== WHAT YOU ARE ASKED TO DO ==
Compile every line that includes the word "screenshot".

-- START INPUT ROWS --

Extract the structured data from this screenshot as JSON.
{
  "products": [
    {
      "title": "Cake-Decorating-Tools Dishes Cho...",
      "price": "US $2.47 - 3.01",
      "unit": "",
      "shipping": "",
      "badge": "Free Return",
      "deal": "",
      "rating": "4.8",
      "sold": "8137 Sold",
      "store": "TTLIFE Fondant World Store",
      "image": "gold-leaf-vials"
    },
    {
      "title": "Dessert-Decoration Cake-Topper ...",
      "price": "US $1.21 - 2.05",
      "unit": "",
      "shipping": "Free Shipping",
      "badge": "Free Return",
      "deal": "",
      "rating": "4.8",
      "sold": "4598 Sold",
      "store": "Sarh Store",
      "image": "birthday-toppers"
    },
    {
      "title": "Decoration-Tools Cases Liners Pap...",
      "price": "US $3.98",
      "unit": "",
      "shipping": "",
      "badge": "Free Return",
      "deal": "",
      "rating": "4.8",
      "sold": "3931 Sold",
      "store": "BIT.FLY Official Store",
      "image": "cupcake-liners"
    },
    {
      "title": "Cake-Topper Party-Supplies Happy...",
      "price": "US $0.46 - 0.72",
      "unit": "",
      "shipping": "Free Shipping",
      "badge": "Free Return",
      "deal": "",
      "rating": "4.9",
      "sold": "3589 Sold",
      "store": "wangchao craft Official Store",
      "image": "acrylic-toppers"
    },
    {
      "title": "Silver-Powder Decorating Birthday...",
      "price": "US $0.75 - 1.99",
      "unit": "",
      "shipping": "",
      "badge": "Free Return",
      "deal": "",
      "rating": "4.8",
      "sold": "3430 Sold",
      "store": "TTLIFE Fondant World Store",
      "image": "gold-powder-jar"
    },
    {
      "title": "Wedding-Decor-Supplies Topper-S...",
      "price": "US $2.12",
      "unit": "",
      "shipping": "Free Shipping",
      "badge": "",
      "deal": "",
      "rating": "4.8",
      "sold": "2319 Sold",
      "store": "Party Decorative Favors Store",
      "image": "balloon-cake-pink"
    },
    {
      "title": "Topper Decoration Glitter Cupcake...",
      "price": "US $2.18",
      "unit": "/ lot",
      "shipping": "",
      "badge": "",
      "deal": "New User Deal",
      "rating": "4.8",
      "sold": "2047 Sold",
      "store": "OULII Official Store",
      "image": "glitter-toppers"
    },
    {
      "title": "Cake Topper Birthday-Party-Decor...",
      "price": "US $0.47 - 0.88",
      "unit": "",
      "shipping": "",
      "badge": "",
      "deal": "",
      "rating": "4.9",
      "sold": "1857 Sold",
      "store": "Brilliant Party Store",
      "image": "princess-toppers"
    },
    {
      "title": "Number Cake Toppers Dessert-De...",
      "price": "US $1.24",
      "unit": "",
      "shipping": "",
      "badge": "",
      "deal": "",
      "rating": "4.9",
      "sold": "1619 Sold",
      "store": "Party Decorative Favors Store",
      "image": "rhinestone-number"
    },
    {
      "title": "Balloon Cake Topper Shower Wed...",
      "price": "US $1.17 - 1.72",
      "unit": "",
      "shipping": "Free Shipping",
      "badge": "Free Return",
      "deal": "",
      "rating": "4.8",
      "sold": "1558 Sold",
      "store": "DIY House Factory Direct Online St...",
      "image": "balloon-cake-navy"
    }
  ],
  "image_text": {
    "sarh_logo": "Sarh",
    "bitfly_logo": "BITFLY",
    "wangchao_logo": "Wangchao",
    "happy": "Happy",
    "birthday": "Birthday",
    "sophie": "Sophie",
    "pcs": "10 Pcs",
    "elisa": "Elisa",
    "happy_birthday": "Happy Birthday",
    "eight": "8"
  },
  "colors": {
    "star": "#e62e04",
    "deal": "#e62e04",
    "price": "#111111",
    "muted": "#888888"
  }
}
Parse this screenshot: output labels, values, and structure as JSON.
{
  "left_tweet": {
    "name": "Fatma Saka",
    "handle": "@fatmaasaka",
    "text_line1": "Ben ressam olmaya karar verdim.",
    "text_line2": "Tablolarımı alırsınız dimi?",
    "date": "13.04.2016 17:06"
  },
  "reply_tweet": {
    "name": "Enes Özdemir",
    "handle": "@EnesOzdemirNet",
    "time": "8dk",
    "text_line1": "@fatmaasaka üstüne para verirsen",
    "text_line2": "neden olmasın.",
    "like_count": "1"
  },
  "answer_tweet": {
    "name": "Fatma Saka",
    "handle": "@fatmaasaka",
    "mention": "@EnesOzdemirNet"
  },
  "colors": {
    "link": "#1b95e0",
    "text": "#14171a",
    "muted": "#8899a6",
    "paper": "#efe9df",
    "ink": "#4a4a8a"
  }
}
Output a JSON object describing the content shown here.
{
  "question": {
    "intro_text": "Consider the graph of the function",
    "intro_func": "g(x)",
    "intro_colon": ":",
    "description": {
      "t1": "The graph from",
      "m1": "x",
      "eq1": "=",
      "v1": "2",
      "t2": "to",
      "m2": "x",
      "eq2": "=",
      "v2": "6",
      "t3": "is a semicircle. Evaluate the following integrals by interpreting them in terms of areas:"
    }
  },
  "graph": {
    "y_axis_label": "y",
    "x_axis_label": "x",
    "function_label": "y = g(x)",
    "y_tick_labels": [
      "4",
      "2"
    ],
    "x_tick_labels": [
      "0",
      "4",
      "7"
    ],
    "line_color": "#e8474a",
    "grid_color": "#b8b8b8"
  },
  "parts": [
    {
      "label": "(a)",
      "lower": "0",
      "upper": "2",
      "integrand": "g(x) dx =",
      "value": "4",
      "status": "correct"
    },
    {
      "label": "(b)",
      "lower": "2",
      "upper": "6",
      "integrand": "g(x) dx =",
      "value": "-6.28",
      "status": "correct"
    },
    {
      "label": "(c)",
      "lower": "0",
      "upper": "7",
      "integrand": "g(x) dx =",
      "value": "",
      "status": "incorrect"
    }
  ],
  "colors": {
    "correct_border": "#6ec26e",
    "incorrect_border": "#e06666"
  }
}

-- END INPUT ROWS --

== ANSWER TO THIS PROBLEM ==
Extract the structured data from this screenshot as JSON.
Parse this screenshot: output labels, values, and structure as JSON.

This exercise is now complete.